### Direction
Please say how many lines of the listing hold "icon", with no other words in the answer.

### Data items
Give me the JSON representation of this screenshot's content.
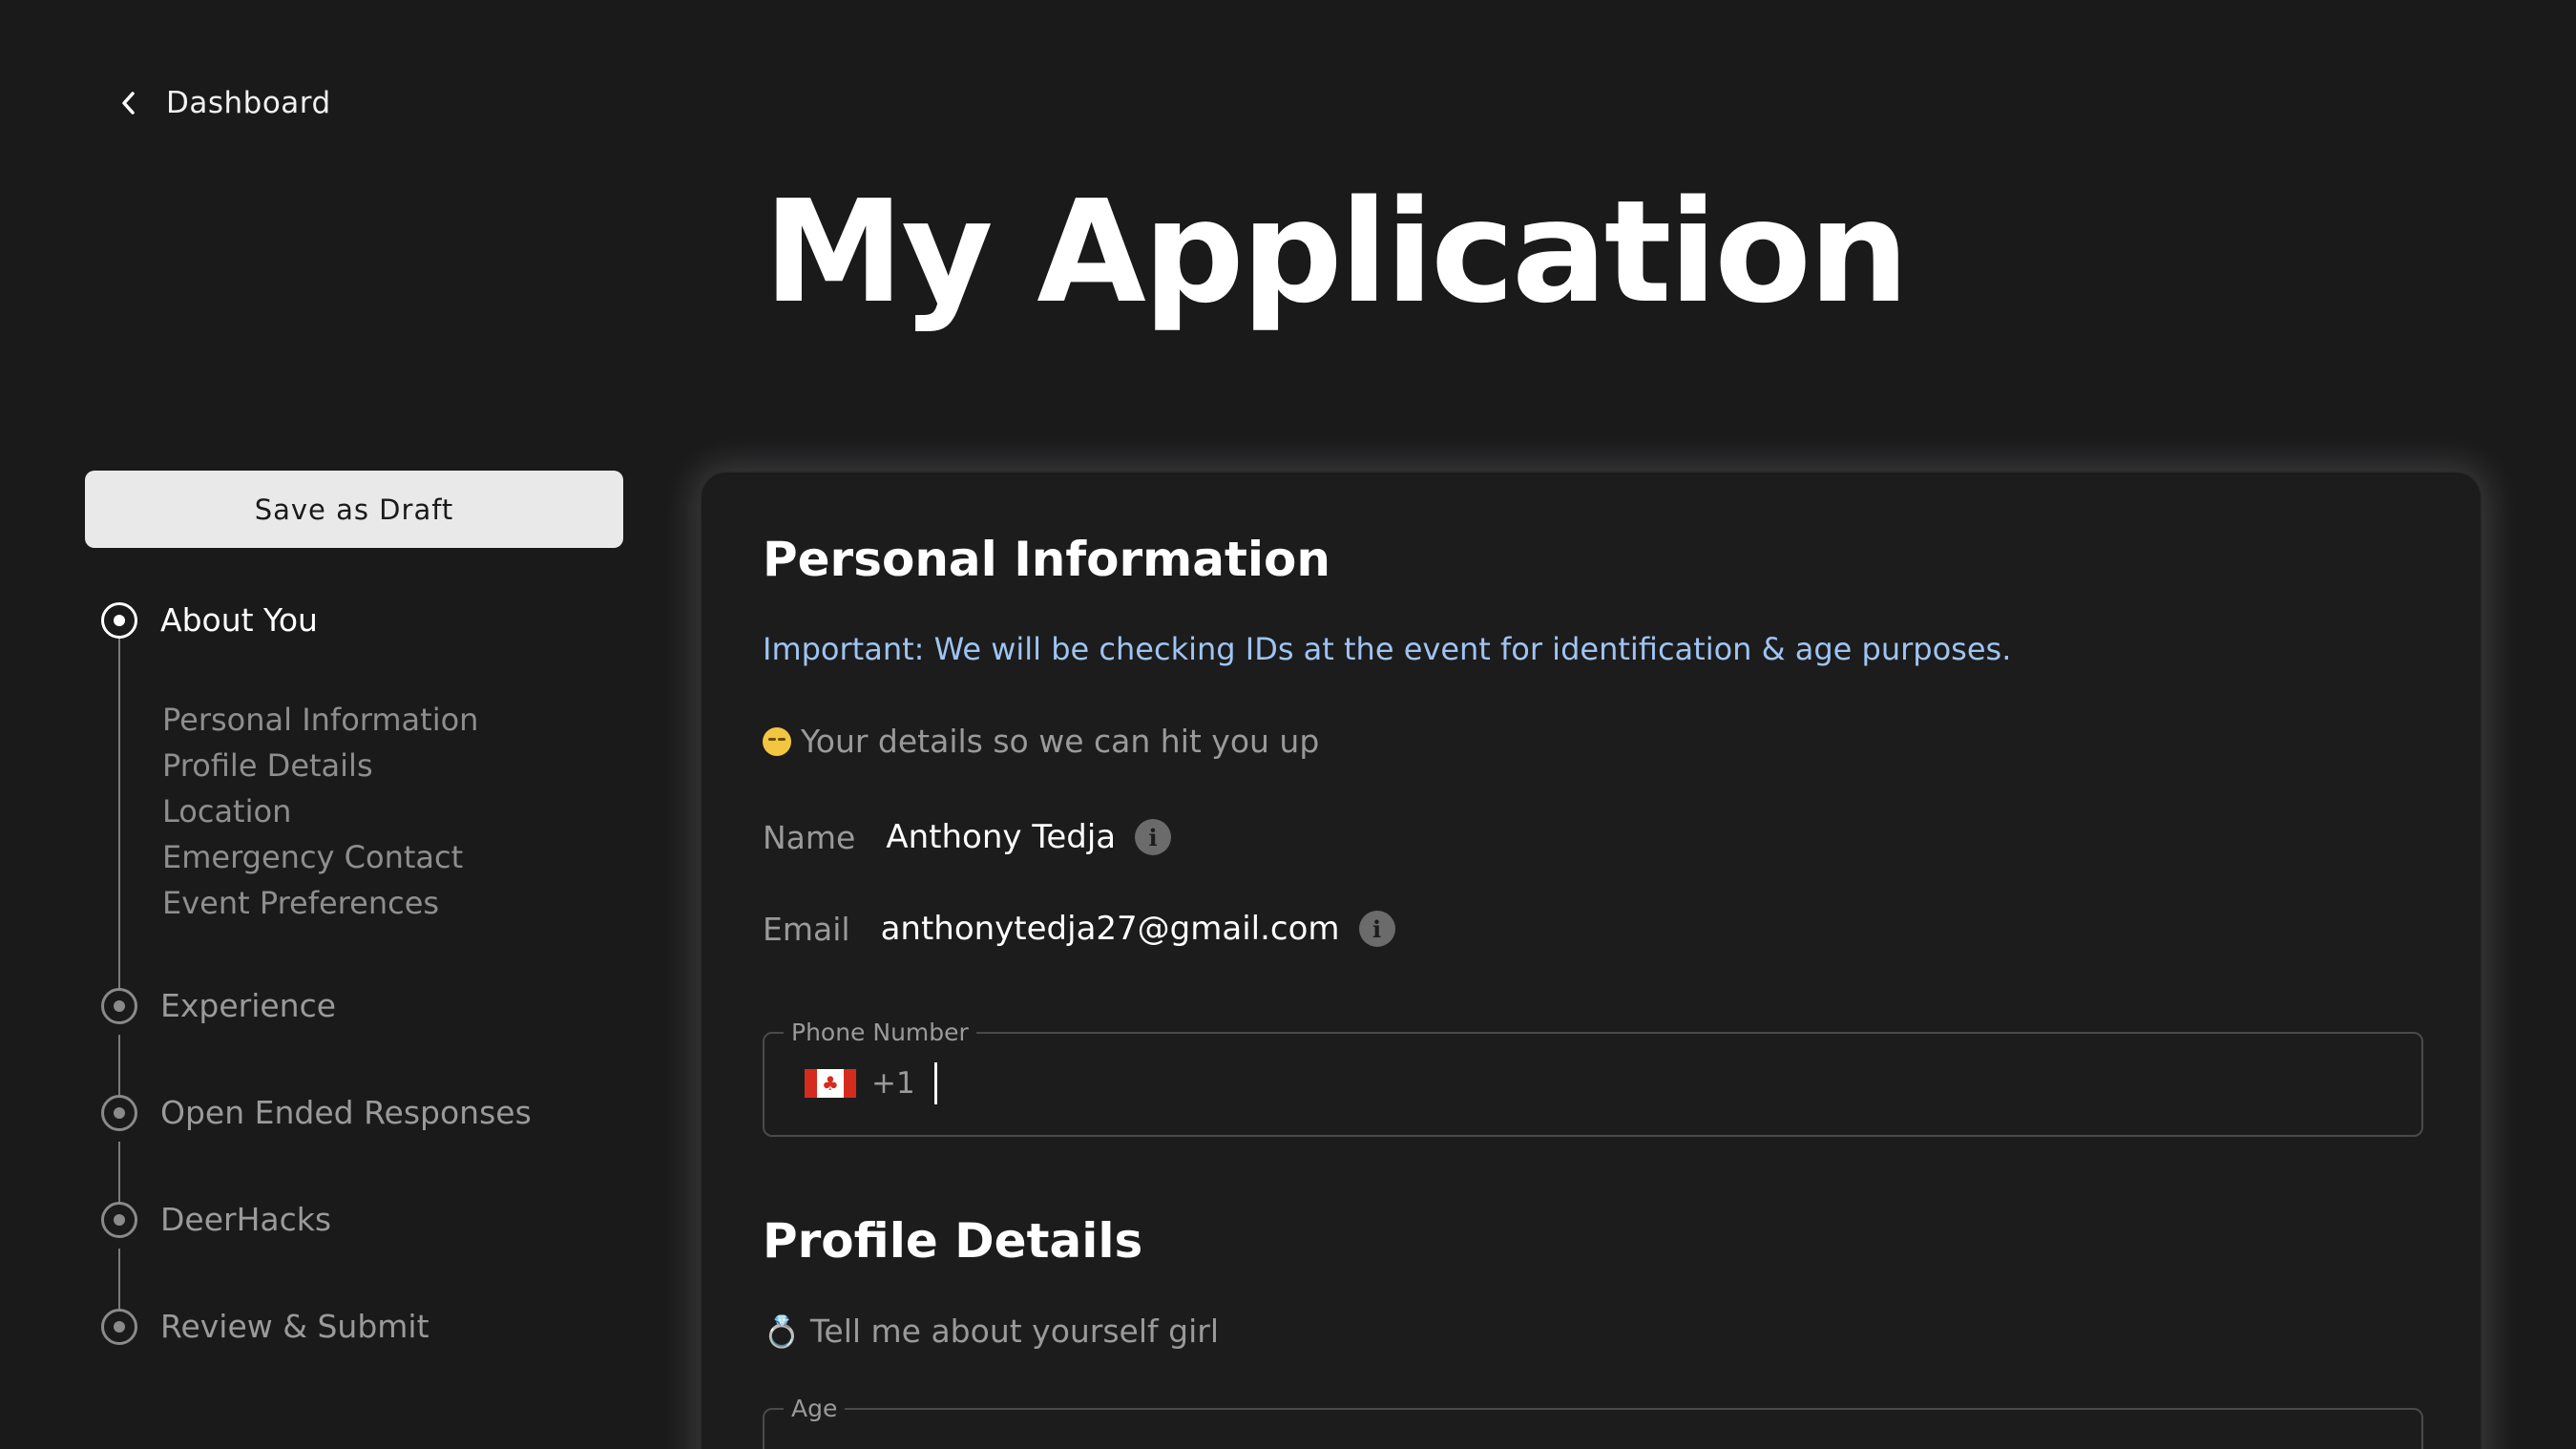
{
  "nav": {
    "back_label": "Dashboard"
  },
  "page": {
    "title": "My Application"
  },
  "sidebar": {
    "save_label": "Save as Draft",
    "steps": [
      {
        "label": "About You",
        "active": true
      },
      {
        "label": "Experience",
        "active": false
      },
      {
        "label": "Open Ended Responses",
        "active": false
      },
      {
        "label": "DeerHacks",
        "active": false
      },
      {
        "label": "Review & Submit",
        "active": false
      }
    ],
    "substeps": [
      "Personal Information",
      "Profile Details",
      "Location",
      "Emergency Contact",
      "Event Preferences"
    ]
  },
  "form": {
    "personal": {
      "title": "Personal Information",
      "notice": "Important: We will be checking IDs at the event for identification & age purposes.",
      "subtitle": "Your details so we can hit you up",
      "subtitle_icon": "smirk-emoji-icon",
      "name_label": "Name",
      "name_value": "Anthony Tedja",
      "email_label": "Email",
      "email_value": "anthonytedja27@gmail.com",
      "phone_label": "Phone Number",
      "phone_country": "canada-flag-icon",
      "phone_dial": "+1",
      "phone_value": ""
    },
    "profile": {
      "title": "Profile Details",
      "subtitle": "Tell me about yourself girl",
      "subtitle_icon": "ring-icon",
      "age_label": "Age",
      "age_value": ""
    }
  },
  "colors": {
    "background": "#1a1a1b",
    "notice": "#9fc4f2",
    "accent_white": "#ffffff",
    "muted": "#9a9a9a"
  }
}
* * *
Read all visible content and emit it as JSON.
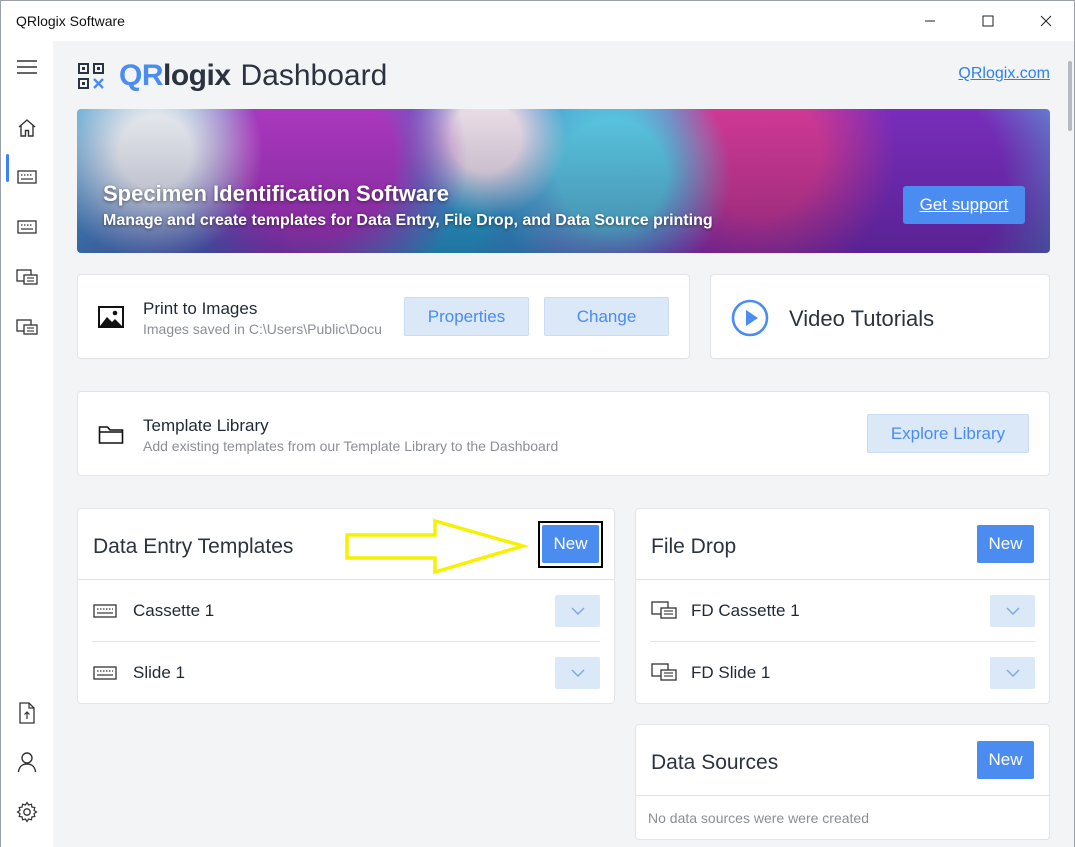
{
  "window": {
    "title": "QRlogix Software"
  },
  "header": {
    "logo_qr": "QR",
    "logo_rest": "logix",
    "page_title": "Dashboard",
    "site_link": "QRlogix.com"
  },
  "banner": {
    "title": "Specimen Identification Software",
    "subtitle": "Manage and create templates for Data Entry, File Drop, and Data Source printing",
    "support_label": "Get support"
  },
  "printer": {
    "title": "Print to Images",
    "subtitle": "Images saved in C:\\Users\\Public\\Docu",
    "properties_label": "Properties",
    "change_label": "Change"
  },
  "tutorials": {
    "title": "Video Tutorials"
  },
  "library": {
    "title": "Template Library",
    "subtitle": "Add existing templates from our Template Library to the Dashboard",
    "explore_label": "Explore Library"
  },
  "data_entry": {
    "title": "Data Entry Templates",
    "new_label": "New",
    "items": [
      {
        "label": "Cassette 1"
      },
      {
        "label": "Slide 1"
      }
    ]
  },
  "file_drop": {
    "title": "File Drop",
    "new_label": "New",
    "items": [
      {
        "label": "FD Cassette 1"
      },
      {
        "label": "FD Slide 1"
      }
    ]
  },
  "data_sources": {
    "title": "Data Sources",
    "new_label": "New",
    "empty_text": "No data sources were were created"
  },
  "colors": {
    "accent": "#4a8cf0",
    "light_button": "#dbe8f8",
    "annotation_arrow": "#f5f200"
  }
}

### Answer to this task
3